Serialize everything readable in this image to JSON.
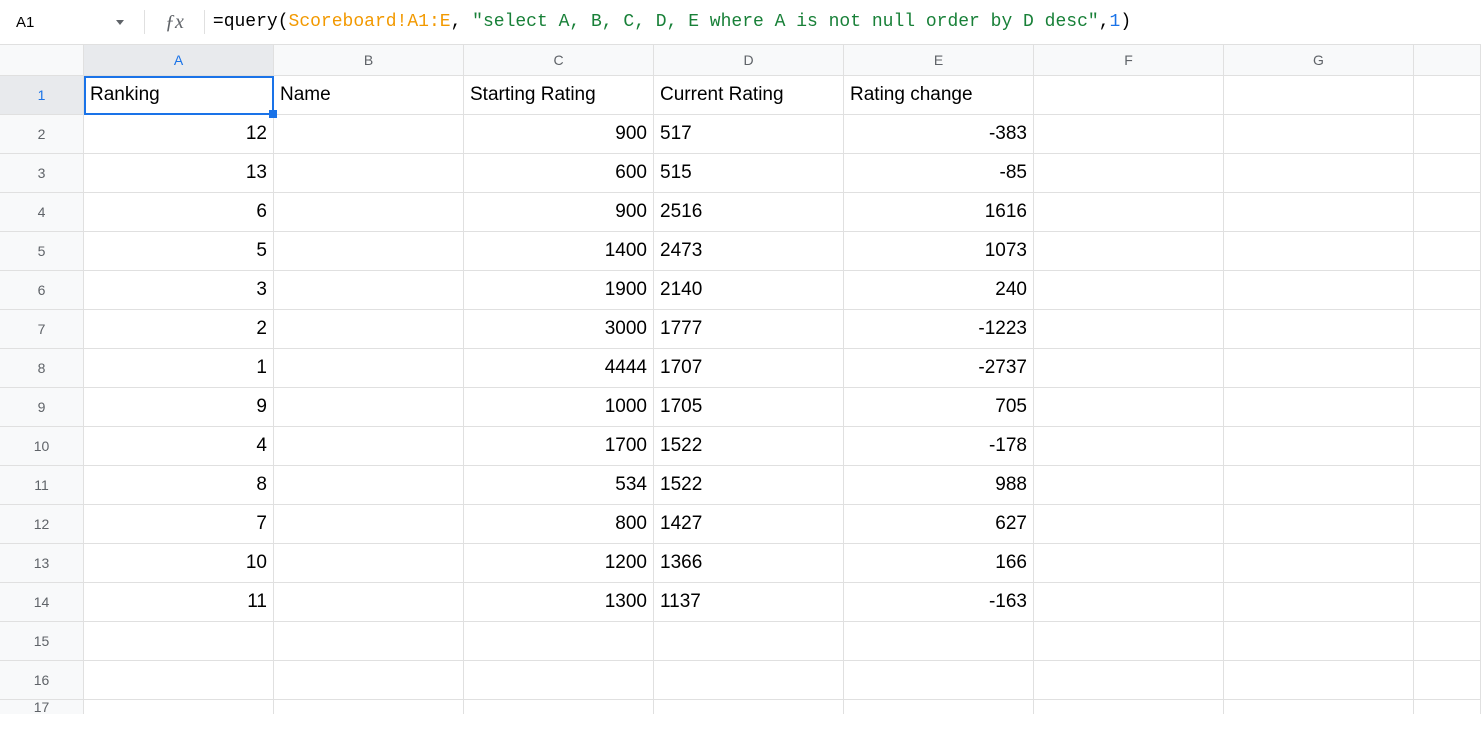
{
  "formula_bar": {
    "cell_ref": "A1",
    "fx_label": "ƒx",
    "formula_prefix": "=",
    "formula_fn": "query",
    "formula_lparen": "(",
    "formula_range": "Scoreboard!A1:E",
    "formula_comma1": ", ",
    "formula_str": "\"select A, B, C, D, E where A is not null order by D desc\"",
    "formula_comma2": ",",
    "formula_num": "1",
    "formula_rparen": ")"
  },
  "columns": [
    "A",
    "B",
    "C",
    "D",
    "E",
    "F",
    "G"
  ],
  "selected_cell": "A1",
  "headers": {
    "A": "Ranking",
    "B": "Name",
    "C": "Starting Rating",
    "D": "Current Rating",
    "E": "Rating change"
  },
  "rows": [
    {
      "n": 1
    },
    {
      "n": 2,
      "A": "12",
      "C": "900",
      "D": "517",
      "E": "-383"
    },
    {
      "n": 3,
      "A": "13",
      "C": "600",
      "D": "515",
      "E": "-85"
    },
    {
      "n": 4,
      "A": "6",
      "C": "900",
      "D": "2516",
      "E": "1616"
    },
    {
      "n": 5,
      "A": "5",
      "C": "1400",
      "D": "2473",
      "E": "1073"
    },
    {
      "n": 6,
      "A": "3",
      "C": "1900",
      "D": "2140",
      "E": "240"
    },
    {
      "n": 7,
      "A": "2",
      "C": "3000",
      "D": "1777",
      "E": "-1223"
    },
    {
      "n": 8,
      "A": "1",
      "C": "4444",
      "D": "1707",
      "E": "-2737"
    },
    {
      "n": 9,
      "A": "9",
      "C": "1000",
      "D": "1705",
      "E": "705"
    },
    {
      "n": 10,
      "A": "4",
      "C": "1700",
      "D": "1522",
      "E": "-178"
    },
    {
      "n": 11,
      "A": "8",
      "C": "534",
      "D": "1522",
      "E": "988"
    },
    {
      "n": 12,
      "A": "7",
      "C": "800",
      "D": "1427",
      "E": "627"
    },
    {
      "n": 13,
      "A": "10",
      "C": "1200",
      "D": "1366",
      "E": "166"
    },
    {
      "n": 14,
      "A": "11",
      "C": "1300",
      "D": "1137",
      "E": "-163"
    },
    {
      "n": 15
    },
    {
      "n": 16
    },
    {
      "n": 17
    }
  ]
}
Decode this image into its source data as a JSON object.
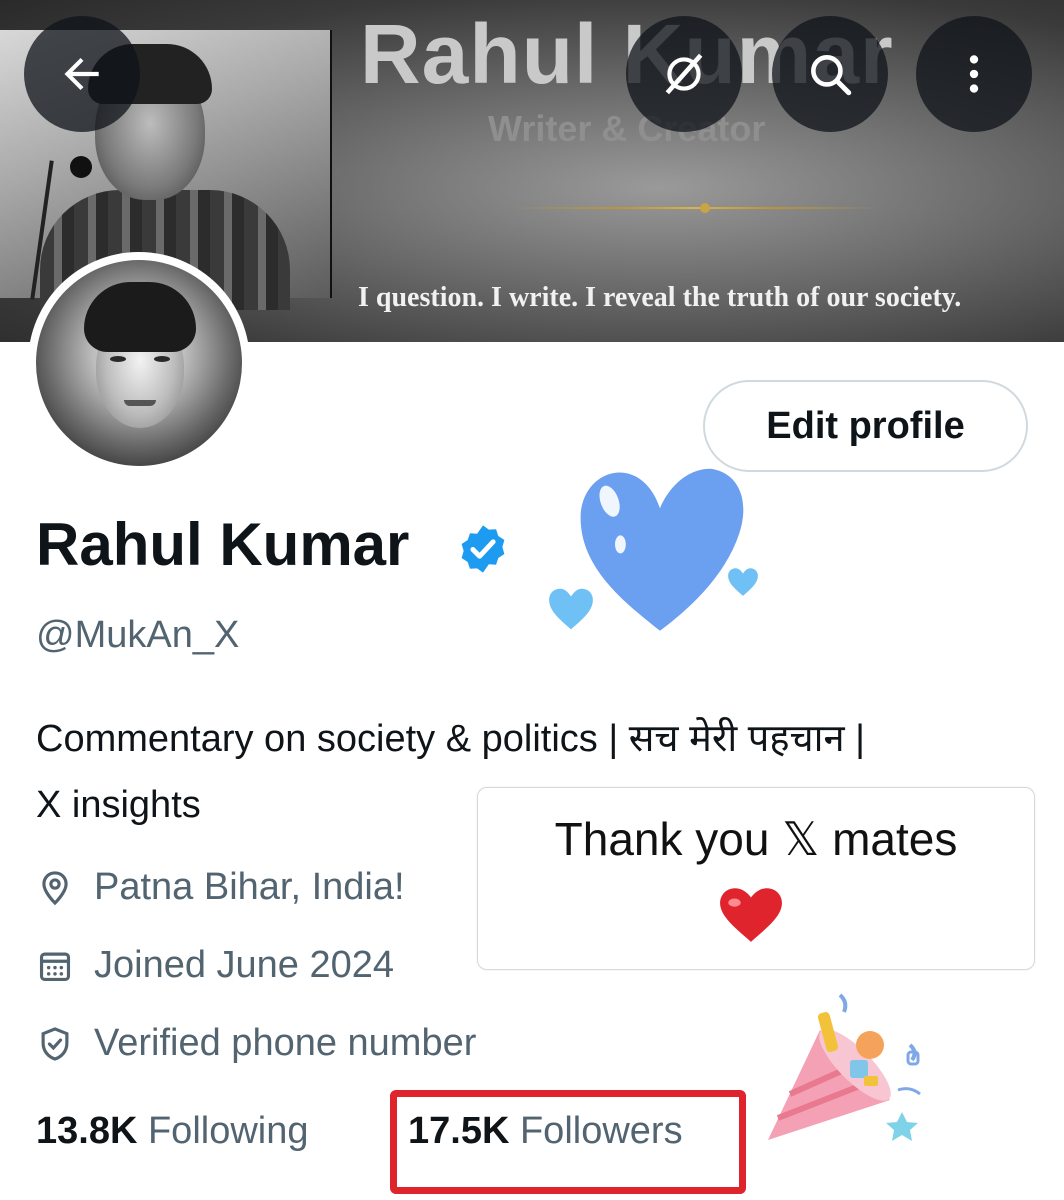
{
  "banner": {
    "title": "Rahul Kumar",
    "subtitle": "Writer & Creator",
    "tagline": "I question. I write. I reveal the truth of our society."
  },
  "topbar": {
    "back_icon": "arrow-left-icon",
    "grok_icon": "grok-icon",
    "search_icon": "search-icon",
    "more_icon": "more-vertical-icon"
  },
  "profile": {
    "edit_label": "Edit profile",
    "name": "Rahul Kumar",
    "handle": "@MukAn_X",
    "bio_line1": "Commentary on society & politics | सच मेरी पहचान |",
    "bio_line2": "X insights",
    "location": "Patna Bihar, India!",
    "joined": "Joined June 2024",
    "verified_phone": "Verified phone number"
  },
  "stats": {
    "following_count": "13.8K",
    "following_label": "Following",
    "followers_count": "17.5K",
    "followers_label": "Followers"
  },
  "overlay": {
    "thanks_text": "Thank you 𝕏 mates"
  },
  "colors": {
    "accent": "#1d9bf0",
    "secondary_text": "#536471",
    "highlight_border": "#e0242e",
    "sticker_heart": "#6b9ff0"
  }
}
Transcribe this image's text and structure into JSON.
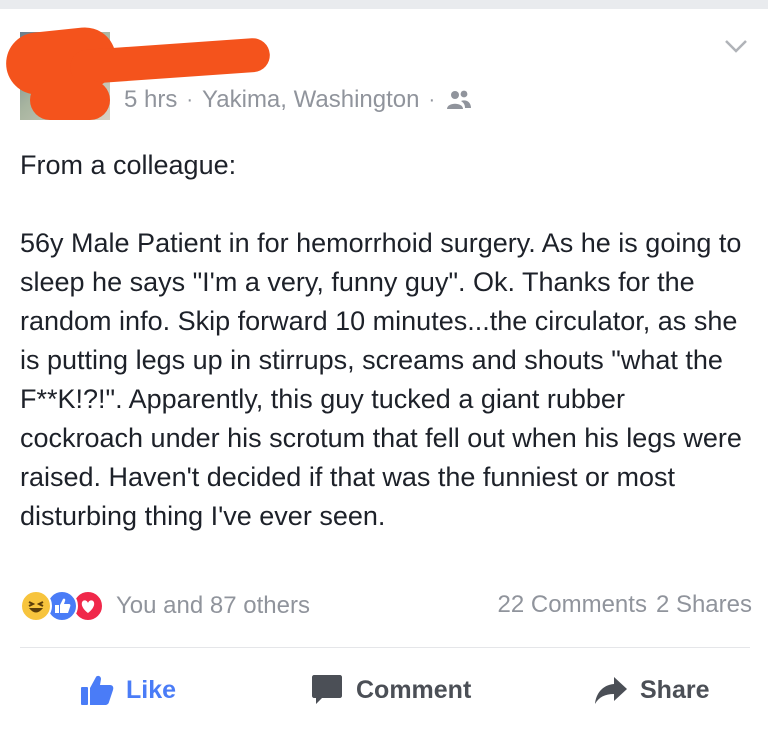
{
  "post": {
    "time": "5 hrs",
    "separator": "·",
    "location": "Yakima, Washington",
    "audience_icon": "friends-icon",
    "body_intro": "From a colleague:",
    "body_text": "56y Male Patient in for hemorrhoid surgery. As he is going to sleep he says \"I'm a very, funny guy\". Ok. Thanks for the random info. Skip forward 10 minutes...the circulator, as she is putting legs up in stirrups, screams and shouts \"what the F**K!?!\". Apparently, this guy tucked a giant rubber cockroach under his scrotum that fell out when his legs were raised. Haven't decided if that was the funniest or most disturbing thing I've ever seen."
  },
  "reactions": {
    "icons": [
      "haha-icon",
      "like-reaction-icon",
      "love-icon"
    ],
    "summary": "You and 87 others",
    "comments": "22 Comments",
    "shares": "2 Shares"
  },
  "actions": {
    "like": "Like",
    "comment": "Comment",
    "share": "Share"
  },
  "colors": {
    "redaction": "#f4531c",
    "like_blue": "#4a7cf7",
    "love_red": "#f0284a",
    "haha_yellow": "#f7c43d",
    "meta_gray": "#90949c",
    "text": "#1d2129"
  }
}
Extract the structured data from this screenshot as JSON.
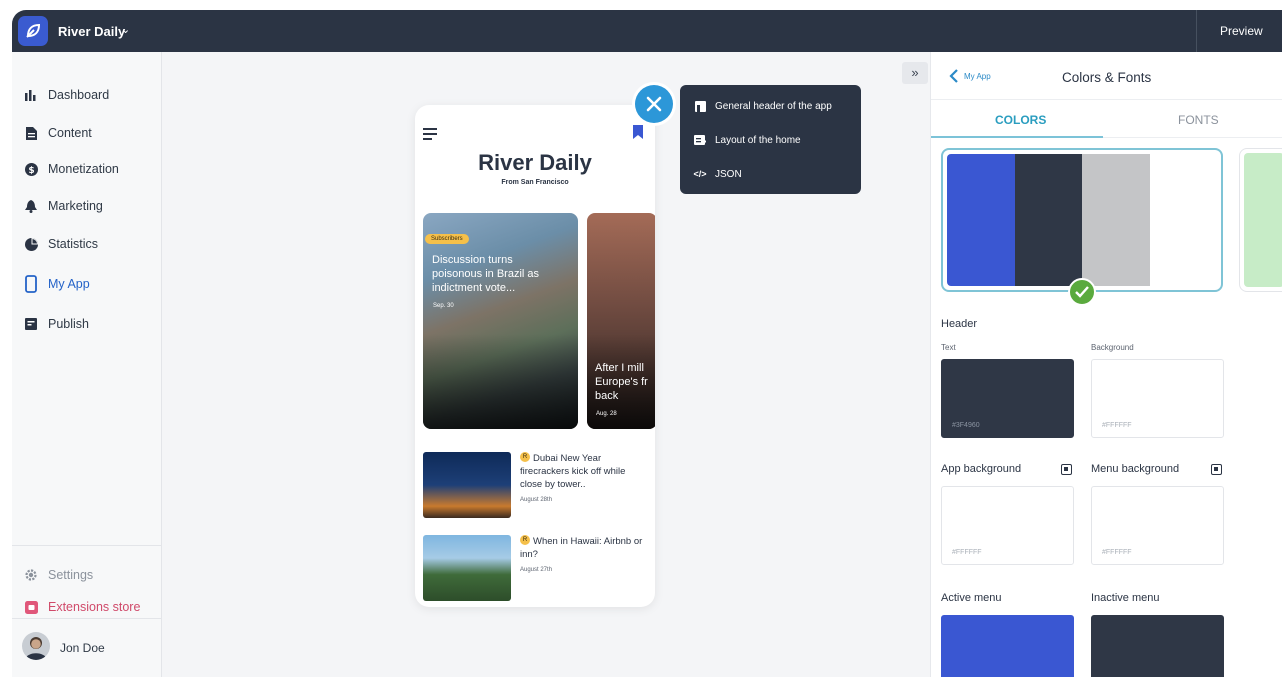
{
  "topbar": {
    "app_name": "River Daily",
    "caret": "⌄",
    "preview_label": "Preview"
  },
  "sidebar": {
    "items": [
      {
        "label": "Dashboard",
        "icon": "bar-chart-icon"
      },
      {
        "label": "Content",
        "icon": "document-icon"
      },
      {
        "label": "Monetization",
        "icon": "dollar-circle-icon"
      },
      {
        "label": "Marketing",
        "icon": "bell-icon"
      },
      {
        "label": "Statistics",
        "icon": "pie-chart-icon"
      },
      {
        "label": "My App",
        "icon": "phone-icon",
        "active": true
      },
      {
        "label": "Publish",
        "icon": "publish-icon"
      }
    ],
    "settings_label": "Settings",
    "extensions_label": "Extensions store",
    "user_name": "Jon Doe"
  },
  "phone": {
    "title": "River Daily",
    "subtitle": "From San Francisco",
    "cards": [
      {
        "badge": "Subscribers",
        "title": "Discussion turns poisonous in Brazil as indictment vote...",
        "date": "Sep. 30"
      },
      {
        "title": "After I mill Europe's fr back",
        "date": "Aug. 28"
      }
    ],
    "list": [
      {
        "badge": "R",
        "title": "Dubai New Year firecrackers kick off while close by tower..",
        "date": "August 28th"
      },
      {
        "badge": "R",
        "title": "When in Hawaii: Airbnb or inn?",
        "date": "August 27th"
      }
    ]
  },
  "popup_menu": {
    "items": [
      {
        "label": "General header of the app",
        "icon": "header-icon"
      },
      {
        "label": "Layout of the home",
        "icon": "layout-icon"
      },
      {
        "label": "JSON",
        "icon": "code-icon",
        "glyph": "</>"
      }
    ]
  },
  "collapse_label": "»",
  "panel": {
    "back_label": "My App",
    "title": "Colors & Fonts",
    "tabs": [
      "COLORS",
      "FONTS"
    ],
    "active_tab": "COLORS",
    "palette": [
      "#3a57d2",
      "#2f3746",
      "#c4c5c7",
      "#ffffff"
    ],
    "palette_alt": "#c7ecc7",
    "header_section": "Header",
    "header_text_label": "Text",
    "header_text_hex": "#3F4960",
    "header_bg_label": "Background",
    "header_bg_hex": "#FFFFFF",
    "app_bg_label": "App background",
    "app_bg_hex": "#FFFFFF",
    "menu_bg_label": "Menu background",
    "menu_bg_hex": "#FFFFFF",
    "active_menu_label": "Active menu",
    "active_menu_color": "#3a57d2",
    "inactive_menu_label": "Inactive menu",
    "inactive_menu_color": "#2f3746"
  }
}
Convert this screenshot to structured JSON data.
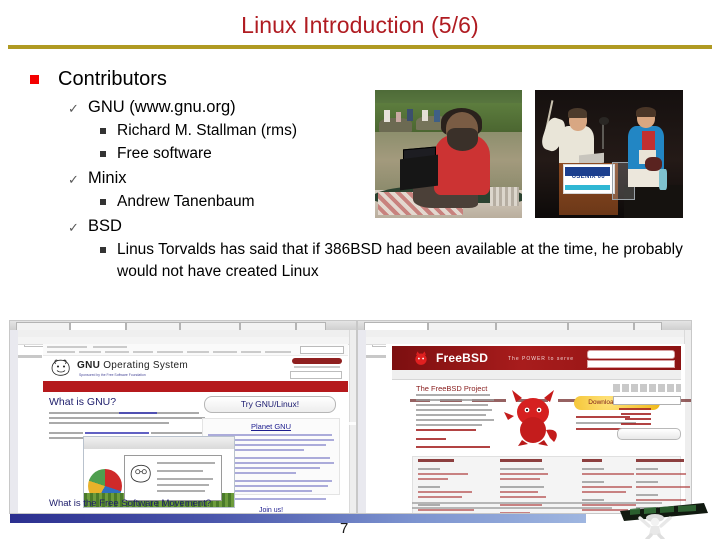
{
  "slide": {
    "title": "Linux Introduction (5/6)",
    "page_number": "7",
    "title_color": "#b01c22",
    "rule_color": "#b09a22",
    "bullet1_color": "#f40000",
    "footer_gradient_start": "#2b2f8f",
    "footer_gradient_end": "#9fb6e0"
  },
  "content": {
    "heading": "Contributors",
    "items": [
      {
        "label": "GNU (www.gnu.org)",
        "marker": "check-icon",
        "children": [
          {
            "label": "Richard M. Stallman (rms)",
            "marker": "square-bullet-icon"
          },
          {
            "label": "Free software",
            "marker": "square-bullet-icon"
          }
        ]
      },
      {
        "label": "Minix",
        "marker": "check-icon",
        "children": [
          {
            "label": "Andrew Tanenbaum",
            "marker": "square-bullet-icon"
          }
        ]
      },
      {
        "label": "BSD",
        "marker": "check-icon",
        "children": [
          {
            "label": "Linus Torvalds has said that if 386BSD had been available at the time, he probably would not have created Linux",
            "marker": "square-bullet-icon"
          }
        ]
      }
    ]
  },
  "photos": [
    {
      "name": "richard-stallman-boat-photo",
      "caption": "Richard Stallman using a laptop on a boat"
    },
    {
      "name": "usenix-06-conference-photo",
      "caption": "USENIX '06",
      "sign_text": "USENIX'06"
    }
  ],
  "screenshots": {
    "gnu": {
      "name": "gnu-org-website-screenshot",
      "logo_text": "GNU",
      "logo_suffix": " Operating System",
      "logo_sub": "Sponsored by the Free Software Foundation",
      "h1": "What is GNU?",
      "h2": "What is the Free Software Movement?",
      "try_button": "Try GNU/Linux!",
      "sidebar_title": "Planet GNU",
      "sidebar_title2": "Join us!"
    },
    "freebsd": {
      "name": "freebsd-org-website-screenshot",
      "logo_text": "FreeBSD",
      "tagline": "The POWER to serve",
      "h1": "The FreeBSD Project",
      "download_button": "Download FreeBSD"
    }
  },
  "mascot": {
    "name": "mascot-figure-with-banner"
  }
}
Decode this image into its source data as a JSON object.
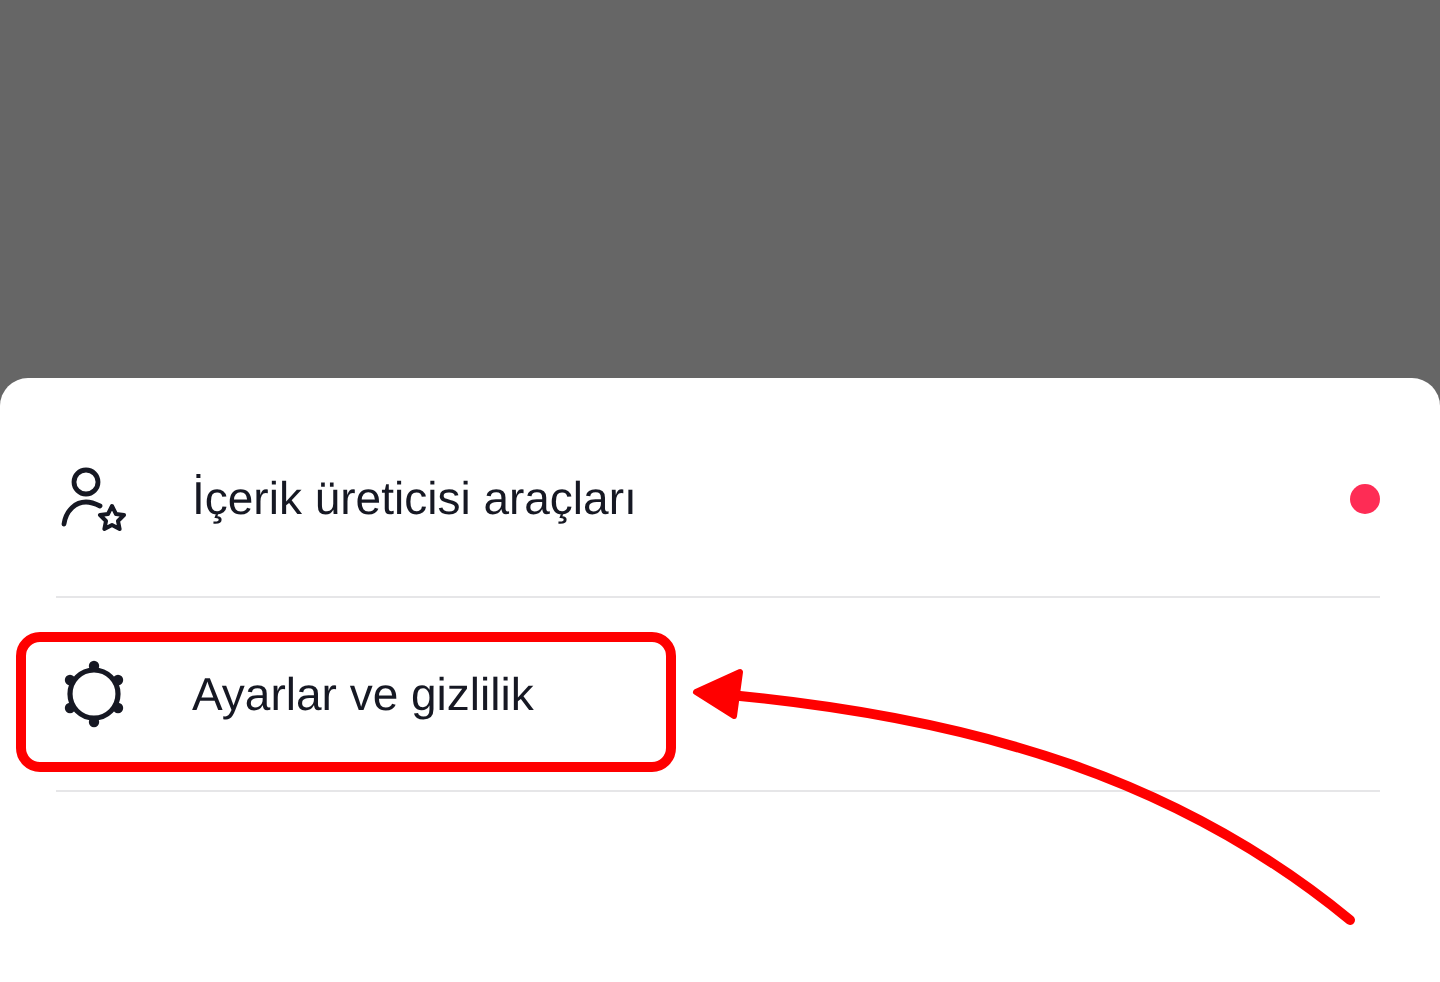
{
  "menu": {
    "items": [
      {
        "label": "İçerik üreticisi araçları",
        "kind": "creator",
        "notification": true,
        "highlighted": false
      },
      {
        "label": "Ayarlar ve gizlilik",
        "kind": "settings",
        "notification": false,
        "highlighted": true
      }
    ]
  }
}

### [What you will do]
In the listing, find each line with the string "time" and copy it.

### [Exercise result]
    "time": "5 hrs",
            "label": "Linus Torvalds has said that if 386BSD had been available at the time, he probably would not have created Linux",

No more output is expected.